**Objective:**
How many lines in the records below hold the string "الغابة"? Please answer with the number and nothing more.

── Given information

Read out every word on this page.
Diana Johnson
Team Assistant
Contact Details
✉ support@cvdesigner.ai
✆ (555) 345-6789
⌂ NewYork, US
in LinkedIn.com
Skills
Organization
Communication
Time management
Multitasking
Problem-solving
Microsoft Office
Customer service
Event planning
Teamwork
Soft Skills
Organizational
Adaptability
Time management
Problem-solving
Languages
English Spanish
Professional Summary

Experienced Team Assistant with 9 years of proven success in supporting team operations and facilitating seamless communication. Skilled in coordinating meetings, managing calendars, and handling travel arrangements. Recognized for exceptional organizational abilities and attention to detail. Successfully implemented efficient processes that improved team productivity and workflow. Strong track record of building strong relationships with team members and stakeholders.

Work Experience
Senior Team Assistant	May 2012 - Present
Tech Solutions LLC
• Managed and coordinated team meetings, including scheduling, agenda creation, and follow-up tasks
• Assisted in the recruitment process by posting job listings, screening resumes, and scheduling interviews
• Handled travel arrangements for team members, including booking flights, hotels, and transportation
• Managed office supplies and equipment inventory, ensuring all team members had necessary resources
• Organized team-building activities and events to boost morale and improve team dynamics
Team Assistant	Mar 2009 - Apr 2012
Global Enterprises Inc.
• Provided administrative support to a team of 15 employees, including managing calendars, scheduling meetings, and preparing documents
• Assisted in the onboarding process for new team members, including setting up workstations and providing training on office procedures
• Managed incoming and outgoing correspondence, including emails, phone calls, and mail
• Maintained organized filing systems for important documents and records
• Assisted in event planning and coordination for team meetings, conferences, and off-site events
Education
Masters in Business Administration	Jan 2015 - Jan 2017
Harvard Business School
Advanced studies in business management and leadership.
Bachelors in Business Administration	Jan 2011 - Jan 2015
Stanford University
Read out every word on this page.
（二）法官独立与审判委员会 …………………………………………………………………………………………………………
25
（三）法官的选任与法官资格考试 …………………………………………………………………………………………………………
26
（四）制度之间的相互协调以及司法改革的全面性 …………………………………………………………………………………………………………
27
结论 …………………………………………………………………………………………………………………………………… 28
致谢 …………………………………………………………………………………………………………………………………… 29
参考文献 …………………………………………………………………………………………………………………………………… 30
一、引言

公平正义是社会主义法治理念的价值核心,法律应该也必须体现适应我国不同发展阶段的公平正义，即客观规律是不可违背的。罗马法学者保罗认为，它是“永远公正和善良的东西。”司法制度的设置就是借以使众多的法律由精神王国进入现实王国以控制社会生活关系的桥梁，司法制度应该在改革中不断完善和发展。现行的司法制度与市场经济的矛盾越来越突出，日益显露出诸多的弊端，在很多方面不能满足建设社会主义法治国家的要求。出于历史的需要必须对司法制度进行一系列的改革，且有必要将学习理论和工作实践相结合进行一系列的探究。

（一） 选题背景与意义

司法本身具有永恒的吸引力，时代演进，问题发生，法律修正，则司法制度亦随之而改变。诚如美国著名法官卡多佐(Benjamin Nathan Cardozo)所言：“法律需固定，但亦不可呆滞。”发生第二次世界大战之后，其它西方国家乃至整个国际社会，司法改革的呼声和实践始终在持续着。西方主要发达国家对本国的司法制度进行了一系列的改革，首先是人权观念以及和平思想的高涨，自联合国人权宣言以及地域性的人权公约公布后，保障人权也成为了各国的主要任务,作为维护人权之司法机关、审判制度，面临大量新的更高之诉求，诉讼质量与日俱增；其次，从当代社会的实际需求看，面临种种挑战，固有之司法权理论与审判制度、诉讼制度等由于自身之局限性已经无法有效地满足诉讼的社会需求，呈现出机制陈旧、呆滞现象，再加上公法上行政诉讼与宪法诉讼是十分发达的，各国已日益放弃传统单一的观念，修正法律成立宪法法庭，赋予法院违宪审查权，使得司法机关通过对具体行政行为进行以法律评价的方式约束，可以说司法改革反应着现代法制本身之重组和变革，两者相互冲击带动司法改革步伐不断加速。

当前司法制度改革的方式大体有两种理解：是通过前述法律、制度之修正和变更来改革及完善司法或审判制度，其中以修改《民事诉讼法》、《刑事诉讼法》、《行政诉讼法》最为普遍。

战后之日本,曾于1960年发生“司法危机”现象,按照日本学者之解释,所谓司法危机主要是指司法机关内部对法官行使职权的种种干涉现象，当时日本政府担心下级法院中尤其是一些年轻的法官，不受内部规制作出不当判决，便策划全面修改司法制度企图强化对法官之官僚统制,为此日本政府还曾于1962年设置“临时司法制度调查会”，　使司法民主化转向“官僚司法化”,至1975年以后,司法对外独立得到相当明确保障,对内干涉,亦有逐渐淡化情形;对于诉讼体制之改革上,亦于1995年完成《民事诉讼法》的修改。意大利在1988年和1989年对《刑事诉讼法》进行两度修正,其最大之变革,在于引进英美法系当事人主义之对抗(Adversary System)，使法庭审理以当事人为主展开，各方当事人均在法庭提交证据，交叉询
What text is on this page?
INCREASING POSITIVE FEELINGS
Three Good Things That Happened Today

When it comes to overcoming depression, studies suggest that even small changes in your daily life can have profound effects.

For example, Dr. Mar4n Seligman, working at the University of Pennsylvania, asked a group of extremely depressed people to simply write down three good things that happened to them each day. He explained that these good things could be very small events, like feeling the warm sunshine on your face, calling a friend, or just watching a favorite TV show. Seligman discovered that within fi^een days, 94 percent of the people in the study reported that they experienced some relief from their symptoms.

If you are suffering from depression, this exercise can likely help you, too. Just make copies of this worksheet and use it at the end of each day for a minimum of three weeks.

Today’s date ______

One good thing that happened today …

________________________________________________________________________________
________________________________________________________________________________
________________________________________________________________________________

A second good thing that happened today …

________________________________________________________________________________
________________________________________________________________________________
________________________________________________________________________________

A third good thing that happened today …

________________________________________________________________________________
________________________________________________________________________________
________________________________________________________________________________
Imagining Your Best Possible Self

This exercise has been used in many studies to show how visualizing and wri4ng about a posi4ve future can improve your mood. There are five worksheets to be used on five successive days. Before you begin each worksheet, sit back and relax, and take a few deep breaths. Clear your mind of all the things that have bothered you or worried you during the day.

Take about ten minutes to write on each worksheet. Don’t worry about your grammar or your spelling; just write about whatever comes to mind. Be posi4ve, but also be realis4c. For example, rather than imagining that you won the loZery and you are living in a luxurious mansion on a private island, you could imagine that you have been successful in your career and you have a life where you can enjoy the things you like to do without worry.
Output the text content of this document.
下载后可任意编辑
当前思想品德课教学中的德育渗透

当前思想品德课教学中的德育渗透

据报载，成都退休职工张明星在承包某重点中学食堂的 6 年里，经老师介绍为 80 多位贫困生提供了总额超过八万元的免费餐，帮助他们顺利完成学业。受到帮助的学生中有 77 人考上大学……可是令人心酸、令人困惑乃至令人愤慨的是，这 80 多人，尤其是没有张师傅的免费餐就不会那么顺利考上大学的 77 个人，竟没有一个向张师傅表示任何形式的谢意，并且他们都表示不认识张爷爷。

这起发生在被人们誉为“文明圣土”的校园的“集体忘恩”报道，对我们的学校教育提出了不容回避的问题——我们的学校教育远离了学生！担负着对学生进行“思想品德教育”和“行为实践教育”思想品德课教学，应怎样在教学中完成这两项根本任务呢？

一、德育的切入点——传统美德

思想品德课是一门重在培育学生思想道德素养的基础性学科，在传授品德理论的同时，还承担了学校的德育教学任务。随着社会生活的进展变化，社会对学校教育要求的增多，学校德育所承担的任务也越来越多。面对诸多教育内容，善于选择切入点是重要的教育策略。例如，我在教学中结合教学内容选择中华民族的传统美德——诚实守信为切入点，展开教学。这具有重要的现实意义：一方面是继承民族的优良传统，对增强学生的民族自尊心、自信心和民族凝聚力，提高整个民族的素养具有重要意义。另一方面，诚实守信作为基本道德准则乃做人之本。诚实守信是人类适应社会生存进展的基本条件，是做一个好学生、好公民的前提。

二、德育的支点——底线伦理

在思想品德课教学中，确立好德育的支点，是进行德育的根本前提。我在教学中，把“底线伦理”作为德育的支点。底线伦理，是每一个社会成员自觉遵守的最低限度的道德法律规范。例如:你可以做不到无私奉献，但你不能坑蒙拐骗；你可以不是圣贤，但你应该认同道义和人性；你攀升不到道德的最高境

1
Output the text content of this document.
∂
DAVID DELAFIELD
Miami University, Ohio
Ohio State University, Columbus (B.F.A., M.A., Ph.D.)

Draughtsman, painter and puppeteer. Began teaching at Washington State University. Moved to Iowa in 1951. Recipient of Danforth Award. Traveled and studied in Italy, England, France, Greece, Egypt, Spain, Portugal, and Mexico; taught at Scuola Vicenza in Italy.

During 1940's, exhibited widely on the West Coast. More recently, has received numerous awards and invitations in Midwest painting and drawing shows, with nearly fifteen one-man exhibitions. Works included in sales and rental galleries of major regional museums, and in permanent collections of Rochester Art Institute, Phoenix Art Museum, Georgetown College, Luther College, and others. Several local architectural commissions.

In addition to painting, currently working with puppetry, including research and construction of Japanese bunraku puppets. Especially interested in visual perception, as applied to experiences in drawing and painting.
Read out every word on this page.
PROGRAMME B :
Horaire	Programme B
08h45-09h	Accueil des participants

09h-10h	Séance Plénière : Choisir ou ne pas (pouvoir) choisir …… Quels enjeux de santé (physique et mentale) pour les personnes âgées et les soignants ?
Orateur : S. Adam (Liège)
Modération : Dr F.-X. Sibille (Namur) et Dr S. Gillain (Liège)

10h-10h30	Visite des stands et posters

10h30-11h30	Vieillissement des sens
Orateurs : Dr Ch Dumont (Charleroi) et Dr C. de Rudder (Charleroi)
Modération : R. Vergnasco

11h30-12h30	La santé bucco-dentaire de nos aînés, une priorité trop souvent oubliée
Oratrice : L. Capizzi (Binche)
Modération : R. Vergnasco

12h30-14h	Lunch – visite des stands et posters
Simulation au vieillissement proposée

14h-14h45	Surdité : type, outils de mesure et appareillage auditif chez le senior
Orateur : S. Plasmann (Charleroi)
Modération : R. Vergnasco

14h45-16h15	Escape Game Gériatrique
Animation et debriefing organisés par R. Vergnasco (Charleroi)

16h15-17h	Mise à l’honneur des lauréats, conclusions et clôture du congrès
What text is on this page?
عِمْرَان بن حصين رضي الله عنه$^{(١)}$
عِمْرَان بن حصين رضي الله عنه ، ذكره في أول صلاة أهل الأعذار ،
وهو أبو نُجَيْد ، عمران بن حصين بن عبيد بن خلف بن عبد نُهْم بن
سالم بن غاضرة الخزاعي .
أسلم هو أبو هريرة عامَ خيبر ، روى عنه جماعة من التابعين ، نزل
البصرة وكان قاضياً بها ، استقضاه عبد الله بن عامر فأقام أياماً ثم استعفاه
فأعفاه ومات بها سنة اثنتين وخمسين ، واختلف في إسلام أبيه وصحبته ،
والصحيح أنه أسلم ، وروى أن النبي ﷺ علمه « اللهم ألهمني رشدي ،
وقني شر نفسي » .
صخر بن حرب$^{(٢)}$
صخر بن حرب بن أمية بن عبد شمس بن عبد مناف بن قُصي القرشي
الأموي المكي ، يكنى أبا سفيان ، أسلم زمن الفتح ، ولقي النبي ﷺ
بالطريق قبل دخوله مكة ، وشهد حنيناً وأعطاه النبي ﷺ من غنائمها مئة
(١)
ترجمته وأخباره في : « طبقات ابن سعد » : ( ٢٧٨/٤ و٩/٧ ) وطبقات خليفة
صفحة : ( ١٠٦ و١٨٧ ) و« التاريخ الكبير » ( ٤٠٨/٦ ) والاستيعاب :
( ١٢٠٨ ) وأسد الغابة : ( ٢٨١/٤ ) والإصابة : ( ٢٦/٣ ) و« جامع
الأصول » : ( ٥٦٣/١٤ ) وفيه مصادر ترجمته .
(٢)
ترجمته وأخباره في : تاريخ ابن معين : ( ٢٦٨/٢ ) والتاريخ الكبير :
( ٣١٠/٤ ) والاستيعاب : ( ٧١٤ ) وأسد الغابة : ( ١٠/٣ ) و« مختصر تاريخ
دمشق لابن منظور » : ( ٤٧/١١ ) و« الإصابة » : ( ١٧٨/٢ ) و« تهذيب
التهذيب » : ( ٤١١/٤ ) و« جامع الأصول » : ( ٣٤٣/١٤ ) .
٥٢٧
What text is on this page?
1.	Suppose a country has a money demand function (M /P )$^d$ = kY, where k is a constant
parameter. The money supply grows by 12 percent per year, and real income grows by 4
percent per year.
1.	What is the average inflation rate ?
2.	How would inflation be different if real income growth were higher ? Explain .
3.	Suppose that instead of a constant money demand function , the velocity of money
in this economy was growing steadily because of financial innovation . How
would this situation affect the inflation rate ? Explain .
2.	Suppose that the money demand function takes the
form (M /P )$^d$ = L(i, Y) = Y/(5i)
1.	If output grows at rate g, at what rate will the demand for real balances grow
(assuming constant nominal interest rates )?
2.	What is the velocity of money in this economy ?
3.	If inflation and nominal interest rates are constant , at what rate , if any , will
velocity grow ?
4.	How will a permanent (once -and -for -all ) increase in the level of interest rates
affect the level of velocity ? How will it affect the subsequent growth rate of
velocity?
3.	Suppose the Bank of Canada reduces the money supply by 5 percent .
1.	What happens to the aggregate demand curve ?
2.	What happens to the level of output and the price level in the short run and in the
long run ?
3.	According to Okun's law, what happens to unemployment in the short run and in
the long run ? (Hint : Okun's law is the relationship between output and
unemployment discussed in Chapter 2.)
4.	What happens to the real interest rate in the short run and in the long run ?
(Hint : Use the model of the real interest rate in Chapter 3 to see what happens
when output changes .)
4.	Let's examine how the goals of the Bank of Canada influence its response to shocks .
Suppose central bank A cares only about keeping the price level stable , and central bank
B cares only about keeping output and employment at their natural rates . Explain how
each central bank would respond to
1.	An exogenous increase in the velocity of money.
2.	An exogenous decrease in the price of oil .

────

**Solution:**
2